Großbritannien Ein Bericht mit Sprengkraft?
In Großbritannien liegt ein Bericht über eine mögliche russische Beeinflussung beim Brexit-Referendum vor. Doch die Regierung verzögert die Veröffentlichung vor der Wahl im Dezember. Warum?
Der Ärger in der britischen Opposition ist groß: Premierminister Boris Johnson gibt einen Bericht des Geheimdienstausschusses im Unterhaus zum Thema russische Einflussnahme nicht frei. Da das Parlament in der Nacht aufgelöst wird, kann es vor der Parlamentswahl am 12. Dezember nicht mehr darüber beraten.
Der Bericht enthält Sicherheitsempfehlungen sowie Untersuchungsergebnisse zu Behauptungen, dass russisches Geld in die britische Politik geflossen ist, dies vor allem vor dem Brexit-Referendum 2016. Der Verdacht ist: Russland könnte die Brexit-Kampagne unterstützt haben, um den Konflikt zwischen Großbritannien und der EU zu schüren.

### Aufgaben
**a.** Fasse bitte den Absatz des Lesetexts, der mit „Der Bericht enthält“ beginnt, als Stichpunktliste zusammen, ohne seine wesentlichen Fakten wegzulassen.
**b.** Welche Staaten und Staatenbünde werden im Lesetext namentlich genannt? Liste sie alle auf.

### Datenauszug
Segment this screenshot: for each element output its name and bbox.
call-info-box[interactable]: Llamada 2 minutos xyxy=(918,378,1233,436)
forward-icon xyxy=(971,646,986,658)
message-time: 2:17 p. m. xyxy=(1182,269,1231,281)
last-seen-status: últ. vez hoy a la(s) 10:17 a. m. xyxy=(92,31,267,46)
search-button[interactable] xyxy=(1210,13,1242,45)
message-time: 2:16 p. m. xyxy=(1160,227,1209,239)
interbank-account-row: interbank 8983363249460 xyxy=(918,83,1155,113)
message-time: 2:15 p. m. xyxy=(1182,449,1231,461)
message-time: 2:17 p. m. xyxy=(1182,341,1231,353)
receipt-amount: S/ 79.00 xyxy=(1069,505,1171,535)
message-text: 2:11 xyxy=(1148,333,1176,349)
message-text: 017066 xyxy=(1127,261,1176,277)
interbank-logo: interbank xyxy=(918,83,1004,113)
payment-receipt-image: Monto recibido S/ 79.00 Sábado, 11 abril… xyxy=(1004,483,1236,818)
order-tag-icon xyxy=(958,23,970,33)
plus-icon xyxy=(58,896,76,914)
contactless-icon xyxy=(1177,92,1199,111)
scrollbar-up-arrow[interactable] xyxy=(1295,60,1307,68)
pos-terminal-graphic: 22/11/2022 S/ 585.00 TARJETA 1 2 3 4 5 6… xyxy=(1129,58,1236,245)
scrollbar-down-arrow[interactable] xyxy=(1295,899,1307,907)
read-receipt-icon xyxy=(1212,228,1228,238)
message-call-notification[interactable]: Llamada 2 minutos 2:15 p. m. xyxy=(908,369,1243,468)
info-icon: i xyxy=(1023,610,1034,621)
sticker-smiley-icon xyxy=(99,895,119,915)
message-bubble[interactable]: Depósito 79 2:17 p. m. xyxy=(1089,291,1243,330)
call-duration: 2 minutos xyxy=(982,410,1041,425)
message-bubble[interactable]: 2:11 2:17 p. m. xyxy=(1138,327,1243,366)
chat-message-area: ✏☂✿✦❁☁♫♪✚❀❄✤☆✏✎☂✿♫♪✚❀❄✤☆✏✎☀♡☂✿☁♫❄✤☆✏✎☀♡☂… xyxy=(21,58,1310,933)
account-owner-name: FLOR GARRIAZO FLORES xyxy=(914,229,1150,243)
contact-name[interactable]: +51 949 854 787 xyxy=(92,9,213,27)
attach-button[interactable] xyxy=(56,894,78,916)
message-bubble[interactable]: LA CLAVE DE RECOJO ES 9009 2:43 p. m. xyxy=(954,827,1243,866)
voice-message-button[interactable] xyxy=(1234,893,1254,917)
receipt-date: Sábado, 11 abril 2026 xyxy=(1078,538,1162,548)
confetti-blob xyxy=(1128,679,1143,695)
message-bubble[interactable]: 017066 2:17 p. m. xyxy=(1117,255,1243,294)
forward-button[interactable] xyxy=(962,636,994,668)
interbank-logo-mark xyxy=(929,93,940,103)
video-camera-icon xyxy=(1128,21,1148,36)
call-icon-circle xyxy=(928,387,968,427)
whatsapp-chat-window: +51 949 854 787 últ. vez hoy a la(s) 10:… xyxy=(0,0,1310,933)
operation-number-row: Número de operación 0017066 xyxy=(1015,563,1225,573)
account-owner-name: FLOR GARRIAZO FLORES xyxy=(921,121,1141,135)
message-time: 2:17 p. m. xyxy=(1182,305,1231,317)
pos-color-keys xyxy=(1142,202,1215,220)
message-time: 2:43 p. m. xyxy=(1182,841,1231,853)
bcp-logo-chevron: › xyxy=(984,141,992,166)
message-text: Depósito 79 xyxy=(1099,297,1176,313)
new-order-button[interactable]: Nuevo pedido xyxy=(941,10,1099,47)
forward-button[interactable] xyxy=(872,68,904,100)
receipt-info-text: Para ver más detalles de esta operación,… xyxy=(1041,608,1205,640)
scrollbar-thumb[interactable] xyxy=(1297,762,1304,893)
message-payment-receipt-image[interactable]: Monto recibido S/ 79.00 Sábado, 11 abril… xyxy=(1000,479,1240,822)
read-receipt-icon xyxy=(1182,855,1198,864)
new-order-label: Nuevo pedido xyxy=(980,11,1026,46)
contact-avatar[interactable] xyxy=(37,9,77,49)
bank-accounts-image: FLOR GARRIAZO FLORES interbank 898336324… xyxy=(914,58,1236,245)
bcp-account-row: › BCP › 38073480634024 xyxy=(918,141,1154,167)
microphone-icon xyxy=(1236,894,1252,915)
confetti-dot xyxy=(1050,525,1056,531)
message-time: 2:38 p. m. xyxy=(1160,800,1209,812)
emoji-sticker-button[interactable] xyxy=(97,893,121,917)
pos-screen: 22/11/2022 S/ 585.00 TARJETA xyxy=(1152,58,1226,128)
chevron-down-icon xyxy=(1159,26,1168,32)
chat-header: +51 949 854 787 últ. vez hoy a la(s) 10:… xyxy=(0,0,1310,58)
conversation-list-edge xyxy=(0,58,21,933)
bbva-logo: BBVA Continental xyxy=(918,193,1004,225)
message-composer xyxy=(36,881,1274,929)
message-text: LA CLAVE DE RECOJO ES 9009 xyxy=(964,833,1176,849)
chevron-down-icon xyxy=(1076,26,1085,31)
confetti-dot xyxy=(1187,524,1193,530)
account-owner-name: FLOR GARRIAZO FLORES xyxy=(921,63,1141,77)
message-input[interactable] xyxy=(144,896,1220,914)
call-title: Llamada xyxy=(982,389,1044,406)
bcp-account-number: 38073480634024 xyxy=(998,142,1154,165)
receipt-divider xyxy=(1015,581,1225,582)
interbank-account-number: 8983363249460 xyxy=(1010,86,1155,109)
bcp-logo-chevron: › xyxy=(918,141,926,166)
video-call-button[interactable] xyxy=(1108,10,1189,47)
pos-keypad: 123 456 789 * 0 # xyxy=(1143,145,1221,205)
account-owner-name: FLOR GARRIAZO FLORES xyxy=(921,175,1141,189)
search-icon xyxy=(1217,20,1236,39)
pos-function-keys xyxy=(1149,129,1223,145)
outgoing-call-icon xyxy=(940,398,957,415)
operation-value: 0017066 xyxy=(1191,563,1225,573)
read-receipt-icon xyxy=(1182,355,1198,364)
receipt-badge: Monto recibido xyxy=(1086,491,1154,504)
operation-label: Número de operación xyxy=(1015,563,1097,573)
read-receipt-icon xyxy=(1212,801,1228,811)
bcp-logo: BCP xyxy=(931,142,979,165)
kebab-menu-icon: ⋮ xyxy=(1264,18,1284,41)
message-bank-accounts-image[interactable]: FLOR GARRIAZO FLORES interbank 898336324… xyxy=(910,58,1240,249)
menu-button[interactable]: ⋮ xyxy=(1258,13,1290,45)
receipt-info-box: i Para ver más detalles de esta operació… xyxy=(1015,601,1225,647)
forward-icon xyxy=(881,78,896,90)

### Ergebnisse der Aufgaben
**a.**
- Inhalt: Sicherheitsempfehlungen und Untersuchungsergebnisse
- Untersucht: Behauptungen, dass russisches Geld in die britische Politik geflossen ist, vor allem vor dem Brexit-Referendum 2016
- Verdacht: Russland könnte die Brexit-Kampagne unterstützt haben, um den Konflikt zwischen Großbritannien und der EU zu schüren

**b.**
- Großbritannien
- Russland
- EU